> [STORED DATA]:
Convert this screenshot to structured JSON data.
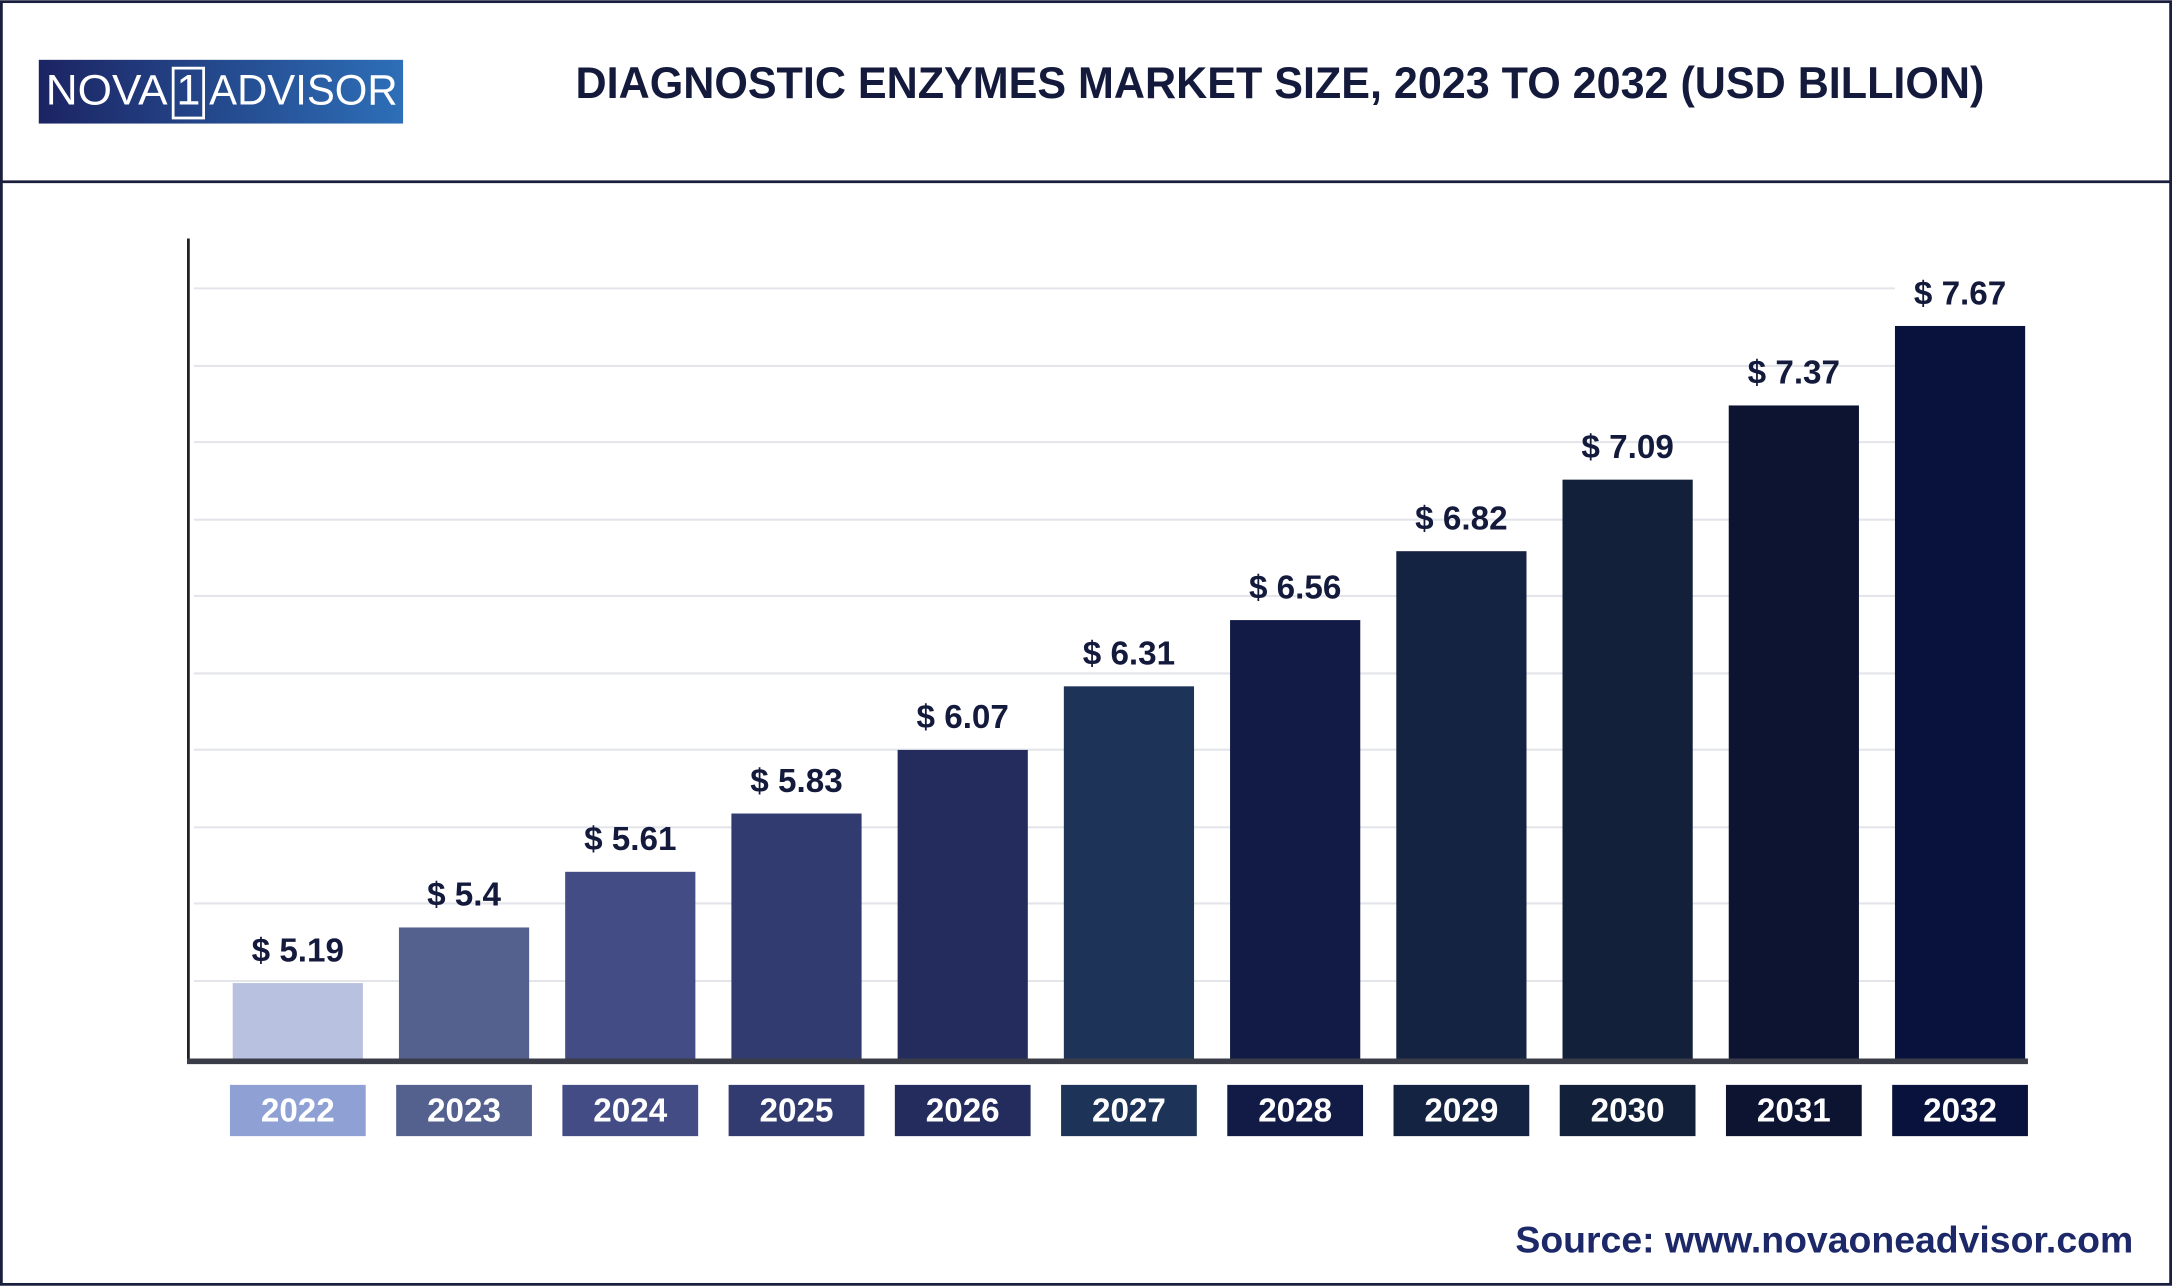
{
  "logo": {
    "left": "NOVA",
    "digit": "1",
    "right": "ADVISOR"
  },
  "chart_data": {
    "type": "bar",
    "title": "DIAGNOSTIC ENZYMES MARKET SIZE, 2023 TO 2032 (USD BILLION)",
    "source": "Source: www.novaoneadvisor.com",
    "categories": [
      "2022",
      "2023",
      "2024",
      "2025",
      "2026",
      "2027",
      "2028",
      "2029",
      "2030",
      "2031",
      "2032"
    ],
    "values": [
      5.19,
      5.4,
      5.61,
      5.83,
      6.07,
      6.31,
      6.56,
      6.82,
      7.09,
      7.37,
      7.67
    ],
    "value_labels": [
      "$ 5.19",
      "$ 5.4",
      "$ 5.61",
      "$ 5.83",
      "$ 6.07",
      "$ 6.31",
      "$ 6.56",
      "$ 6.82",
      "$ 7.09",
      "$ 7.37",
      "$ 7.67"
    ],
    "colors": [
      "#b8c2e0",
      "#54618f",
      "#434c85",
      "#313b70",
      "#242c5e",
      "#1e3358",
      "#111b45",
      "#152343",
      "#12203a",
      "#0c1432",
      "#08123d"
    ],
    "label_colors": [
      "#8ea0d4",
      "#54618f",
      "#434c85",
      "#313b70",
      "#242c5e",
      "#1e3358",
      "#111b45",
      "#152343",
      "#12203a",
      "#0c1432",
      "#08123d"
    ],
    "ylim": [
      4.9,
      8.0
    ]
  }
}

> [WHAT YOU ARE ASKED TO DO]: When you copy the entries, keep every word exactly as it stands and drop any pictures.

> [RESULT OF THIS TASK]:
Convert this screenshot to structured JSON data.
{
  "logo": {
    "left": "NOVA",
    "digit": "1",
    "right": "ADVISOR"
  },
  "chart_data": {
    "type": "bar",
    "title": "DIAGNOSTIC ENZYMES MARKET SIZE, 2023 TO 2032 (USD BILLION)",
    "source": "Source: www.novaoneadvisor.com",
    "categories": [
      "2022",
      "2023",
      "2024",
      "2025",
      "2026",
      "2027",
      "2028",
      "2029",
      "2030",
      "2031",
      "2032"
    ],
    "values": [
      5.19,
      5.4,
      5.61,
      5.83,
      6.07,
      6.31,
      6.56,
      6.82,
      7.09,
      7.37,
      7.67
    ],
    "value_labels": [
      "$ 5.19",
      "$ 5.4",
      "$ 5.61",
      "$ 5.83",
      "$ 6.07",
      "$ 6.31",
      "$ 6.56",
      "$ 6.82",
      "$ 7.09",
      "$ 7.37",
      "$ 7.67"
    ],
    "colors": [
      "#b8c2e0",
      "#54618f",
      "#434c85",
      "#313b70",
      "#242c5e",
      "#1e3358",
      "#111b45",
      "#152343",
      "#12203a",
      "#0c1432",
      "#08123d"
    ],
    "label_colors": [
      "#8ea0d4",
      "#54618f",
      "#434c85",
      "#313b70",
      "#242c5e",
      "#1e3358",
      "#111b45",
      "#152343",
      "#12203a",
      "#0c1432",
      "#08123d"
    ],
    "ylim": [
      4.9,
      8.0
    ]
  }
}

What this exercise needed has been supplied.